Short exercise:
Make an exact copy of the lines below.

▼

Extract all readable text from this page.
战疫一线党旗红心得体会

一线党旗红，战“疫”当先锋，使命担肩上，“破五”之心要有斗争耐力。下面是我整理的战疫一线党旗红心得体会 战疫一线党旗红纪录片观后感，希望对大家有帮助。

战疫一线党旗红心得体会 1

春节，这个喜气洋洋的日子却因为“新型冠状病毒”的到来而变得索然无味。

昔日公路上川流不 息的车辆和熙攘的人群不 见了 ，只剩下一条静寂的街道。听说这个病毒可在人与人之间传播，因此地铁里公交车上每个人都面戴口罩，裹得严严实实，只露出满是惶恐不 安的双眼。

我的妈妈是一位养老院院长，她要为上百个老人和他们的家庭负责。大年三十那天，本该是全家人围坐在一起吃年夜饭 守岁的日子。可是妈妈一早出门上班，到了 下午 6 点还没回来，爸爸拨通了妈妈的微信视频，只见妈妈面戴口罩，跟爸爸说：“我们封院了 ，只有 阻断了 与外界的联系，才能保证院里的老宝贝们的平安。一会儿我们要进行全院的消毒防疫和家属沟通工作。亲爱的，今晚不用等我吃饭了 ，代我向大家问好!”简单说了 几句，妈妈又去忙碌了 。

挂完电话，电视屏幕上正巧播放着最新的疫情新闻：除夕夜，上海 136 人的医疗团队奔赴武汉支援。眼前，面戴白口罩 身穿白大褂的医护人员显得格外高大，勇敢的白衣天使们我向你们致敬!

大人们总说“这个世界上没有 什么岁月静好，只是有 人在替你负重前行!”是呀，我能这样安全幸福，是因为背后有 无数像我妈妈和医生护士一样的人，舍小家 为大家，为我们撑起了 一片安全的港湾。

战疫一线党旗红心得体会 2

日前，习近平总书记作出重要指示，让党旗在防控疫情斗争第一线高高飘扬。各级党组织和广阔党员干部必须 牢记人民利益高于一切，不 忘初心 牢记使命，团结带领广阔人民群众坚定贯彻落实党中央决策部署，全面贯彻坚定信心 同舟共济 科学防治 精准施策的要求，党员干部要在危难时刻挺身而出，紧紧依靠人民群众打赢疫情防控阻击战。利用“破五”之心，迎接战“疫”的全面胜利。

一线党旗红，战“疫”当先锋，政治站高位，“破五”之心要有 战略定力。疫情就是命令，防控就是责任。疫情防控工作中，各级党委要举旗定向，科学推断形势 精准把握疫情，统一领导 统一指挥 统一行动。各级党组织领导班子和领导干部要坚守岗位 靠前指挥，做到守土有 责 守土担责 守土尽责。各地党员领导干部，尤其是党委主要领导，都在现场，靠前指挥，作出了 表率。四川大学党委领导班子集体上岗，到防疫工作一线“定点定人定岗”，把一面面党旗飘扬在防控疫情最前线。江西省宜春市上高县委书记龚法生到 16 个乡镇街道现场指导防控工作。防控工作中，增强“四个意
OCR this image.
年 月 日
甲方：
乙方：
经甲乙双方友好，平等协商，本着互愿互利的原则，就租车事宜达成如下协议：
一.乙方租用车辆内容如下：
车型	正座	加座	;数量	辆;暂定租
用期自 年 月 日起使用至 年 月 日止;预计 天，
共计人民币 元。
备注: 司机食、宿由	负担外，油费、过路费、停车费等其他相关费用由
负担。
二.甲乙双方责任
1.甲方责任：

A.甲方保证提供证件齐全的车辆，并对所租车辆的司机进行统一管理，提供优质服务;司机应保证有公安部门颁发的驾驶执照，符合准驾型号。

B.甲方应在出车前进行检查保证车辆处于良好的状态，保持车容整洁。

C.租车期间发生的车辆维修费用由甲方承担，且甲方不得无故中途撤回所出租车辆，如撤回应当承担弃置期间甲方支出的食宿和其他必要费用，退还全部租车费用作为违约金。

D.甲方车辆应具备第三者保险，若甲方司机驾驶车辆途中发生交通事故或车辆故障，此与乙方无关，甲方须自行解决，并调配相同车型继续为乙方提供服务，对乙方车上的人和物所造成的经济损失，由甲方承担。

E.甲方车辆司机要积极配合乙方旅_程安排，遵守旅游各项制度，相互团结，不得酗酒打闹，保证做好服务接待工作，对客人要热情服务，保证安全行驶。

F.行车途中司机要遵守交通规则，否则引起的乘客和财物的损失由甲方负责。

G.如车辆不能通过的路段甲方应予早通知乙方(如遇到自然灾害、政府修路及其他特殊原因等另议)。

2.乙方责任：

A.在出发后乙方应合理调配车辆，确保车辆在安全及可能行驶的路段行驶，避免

▲

Response to the task:
Extract all readable text from this page.
战疫一线党旗红心得体会

一线党旗红，战“疫”当先锋，使命担肩上，“破五”之心要有斗争耐力。下面是我整理的战疫一线党旗红心得体会 战疫一线党旗红纪录片观后感，希望对大家有帮助。

战疫一线党旗红心得体会 1

春节，这个喜气洋洋的日子却因为“新型冠状病毒”的到来而变得索然无味。

昔日公路上川流不 息的车辆和熙攘的人群不 见了 ，只剩下一条静寂的街道。听说这个病毒可在人与人之间传播，因此地铁里公交车上每个人都面戴口罩，裹得严严实实，只露出满是惶恐不 安的双眼。

我的妈妈是一位养老院院长，她要为上百个老人和他们的家庭负责。大年三十那天，本该是全家人围坐在一起吃年夜饭 守岁的日子。可是妈妈一早出门上班，到了 下午 6 点还没回来，爸爸拨通了妈妈的微信视频，只见妈妈面戴口罩，跟爸爸说：“我们封院了 ，只有 阻断了 与外界的联系，才能保证院里的老宝贝们的平安。一会儿我们要进行全院的消毒防疫和家属沟通工作。亲爱的，今晚不用等我吃饭了 ，代我向大家问好!”简单说了 几句，妈妈又去忙碌了 。

挂完电话，电视屏幕上正巧播放着最新的疫情新闻：除夕夜，上海 136 人的医疗团队奔赴武汉支援。眼前，面戴白口罩 身穿白大褂的医护人员显得格外高大，勇敢的白衣天使们我向你们致敬!

大人们总说“这个世界上没有 什么岁月静好，只是有 人在替你负重前行!”是呀，我能这样安全幸福，是因为背后有 无数像我妈妈和医生护士一样的人，舍小家 为大家，为我们撑起了 一片安全的港湾。

战疫一线党旗红心得体会 2

日前，习近平总书记作出重要指示，让党旗在防控疫情斗争第一线高高飘扬。各级党组织和广阔党员干部必须 牢记人民利益高于一切，不 忘初心 牢记使命，团结带领广阔人民群众坚定贯彻落实党中央决策部署，全面贯彻坚定信心 同舟共济 科学防治 精准施策的要求，党员干部要在危难时刻挺身而出，紧紧依靠人民群众打赢疫情防控阻击战。利用“破五”之心，迎接战“疫”的全面胜利。

一线党旗红，战“疫”当先锋，政治站高位，“破五”之心要有 战略定力。疫情就是命令，防控就是责任。疫情防控工作中，各级党委要举旗定向，科学推断形势 精准把握疫情，统一领导 统一指挥 统一行动。各级党组织领导班子和领导干部要坚守岗位 靠前指挥，做到守土有 责 守土担责 守土尽责。各地党员领导干部，尤其是党委主要领导，都在现场，靠前指挥，作出了 表率。四川大学党委领导班子集体上岗，到防疫工作一线“定点定人定岗”，把一面面党旗飘扬在防控疫情最前线。江西省宜春市上高县委书记龚法生到 16 个乡镇街道现场指导防控工作。防控工作中，增强“四个意
OCR this image.
年 月 日
甲方：
乙方：
经甲乙双方友好，平等协商，本着互愿互利的原则，就租车事宜达成如下协议：
一.乙方租用车辆内容如下：
车型	正座	加座	;数量	辆;暂定租
用期自 年 月 日起使用至 年 月 日止;预计 天，
共计人民币 元。
备注: 司机食、宿由	负担外，油费、过路费、停车费等其他相关费用由
负担。
二.甲乙双方责任
1.甲方责任：

A.甲方保证提供证件齐全的车辆，并对所租车辆的司机进行统一管理，提供优质服务;司机应保证有公安部门颁发的驾驶执照，符合准驾型号。

B.甲方应在出车前进行检查保证车辆处于良好的状态，保持车容整洁。

C.租车期间发生的车辆维修费用由甲方承担，且甲方不得无故中途撤回所出租车辆，如撤回应当承担弃置期间甲方支出的食宿和其他必要费用，退还全部租车费用作为违约金。

D.甲方车辆应具备第三者保险，若甲方司机驾驶车辆途中发生交通事故或车辆故障，此与乙方无关，甲方须自行解决，并调配相同车型继续为乙方提供服务，对乙方车上的人和物所造成的经济损失，由甲方承担。

E.甲方车辆司机要积极配合乙方旅_程安排，遵守旅游各项制度，相互团结，不得酗酒打闹，保证做好服务接待工作，对客人要热情服务，保证安全行驶。

F.行车途中司机要遵守交通规则，否则引起的乘客和财物的损失由甲方负责。

G.如车辆不能通过的路段甲方应予早通知乙方(如遇到自然灾害、政府修路及其他特殊原因等另议)。

2.乙方责任：

A.在出发后乙方应合理调配车辆，确保车辆在安全及可能行驶的路段行驶，避免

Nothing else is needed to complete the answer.